■ **Record set**:
= = =

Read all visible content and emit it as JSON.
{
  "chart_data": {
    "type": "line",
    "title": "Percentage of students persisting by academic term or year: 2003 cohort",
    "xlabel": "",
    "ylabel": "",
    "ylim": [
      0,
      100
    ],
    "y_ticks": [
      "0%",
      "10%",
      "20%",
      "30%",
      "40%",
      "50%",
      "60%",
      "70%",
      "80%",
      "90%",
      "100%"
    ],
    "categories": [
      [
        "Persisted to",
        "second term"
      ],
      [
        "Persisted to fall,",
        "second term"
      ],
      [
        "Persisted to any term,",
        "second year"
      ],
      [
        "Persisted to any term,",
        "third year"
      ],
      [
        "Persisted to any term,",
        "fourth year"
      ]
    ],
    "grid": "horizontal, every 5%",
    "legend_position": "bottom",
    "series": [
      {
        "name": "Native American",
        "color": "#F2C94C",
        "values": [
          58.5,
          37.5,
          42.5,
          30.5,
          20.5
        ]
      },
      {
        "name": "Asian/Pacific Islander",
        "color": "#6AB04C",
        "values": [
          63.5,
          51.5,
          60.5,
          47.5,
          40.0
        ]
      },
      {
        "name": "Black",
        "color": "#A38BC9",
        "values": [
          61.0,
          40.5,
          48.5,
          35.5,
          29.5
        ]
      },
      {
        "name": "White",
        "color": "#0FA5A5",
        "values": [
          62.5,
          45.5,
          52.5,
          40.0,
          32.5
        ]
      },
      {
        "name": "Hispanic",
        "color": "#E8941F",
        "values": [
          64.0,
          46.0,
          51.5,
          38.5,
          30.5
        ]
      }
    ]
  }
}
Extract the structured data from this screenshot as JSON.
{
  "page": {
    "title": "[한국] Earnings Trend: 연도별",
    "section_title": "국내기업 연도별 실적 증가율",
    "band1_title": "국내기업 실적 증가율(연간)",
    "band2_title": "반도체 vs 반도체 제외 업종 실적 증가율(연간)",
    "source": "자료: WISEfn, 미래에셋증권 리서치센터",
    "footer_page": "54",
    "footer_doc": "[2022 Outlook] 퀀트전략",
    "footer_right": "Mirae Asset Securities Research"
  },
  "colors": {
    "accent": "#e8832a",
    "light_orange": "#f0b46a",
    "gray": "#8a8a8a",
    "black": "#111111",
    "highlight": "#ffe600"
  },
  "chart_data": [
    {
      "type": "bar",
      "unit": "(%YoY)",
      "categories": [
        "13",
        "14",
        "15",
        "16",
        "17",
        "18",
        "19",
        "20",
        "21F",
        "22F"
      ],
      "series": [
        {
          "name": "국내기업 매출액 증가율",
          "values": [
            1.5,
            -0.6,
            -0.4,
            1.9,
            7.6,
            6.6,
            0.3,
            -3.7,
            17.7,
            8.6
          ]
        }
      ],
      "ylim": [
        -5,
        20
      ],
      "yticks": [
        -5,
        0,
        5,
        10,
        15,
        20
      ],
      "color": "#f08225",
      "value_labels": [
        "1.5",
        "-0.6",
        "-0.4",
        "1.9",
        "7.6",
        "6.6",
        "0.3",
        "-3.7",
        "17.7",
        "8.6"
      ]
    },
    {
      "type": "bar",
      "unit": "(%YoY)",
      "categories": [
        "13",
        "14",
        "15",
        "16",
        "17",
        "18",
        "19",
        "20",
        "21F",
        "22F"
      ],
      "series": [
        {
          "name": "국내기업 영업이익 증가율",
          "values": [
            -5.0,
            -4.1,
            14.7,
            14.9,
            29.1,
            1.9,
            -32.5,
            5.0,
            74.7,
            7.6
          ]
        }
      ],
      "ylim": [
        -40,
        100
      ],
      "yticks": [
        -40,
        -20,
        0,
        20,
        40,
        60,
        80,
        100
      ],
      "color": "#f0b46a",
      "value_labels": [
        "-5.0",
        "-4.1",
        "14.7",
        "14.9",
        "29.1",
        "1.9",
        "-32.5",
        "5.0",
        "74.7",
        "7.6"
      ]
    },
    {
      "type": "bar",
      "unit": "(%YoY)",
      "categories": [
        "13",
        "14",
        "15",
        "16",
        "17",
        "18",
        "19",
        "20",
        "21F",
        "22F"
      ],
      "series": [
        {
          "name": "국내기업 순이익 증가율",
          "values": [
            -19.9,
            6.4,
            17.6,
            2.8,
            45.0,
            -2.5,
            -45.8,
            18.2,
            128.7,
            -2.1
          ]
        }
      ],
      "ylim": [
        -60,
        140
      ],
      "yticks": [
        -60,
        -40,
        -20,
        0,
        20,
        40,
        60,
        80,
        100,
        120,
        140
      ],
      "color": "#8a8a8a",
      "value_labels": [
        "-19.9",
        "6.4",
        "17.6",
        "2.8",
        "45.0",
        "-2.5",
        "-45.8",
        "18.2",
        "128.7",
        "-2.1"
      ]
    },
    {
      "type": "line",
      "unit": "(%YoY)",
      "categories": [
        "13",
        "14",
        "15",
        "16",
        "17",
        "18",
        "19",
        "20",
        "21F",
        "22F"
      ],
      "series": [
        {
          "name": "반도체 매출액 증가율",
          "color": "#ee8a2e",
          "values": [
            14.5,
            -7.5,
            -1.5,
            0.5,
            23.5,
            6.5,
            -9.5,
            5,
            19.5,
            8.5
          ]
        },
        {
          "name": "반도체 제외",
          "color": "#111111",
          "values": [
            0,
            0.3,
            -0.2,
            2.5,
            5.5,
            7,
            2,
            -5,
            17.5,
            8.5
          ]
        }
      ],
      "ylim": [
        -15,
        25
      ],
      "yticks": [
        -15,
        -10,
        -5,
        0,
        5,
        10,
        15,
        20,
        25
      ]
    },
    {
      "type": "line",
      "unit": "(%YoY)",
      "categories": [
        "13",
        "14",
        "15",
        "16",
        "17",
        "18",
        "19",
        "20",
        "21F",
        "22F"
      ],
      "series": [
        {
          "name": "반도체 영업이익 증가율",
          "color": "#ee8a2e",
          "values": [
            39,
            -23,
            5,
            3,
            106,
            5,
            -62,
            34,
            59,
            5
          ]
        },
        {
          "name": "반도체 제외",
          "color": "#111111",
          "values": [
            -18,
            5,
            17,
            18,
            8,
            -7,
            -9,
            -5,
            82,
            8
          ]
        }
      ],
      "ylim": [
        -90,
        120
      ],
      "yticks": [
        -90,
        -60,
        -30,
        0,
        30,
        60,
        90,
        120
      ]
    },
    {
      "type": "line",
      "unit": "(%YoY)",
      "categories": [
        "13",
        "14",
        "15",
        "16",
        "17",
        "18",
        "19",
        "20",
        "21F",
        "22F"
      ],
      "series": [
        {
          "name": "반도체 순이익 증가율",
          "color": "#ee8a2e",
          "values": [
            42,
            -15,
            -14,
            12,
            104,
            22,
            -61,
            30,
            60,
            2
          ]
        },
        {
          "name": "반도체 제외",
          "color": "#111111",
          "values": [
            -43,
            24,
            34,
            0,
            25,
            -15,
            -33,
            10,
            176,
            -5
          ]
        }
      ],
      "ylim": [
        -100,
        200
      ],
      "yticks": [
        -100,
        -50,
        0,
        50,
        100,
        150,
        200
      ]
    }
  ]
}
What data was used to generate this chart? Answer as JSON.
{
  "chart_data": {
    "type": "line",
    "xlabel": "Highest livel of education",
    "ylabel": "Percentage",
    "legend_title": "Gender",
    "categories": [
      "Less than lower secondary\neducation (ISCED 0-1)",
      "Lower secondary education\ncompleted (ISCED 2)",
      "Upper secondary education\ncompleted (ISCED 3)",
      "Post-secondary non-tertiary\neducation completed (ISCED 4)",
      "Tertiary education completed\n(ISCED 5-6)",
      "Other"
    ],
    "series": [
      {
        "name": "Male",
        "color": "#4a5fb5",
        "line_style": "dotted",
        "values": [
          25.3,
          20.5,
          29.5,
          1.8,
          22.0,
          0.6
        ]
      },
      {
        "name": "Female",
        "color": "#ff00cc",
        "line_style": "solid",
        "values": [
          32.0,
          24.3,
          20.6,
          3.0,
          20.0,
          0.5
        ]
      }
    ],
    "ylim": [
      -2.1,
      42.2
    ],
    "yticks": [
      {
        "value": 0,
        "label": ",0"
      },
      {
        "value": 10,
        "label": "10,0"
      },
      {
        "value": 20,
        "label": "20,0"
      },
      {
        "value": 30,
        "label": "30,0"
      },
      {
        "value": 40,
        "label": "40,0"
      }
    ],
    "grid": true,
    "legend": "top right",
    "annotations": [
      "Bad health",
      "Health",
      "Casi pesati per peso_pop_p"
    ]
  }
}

= = =

■ **What needs to be done**:
Go through the records. Copy each line where "ISCED" appears.

■ **Written reply**:
      "Less than lower secondary\neducation (ISCED 0-1)",
      "Lower secondary education\ncompleted (ISCED 2)",
      "Upper secondary education\ncompleted (ISCED 3)",
      "Post-secondary non-tertiary\neducation completed (ISCED 4)",
      "Tertiary education completed\n(ISCED 5-6)",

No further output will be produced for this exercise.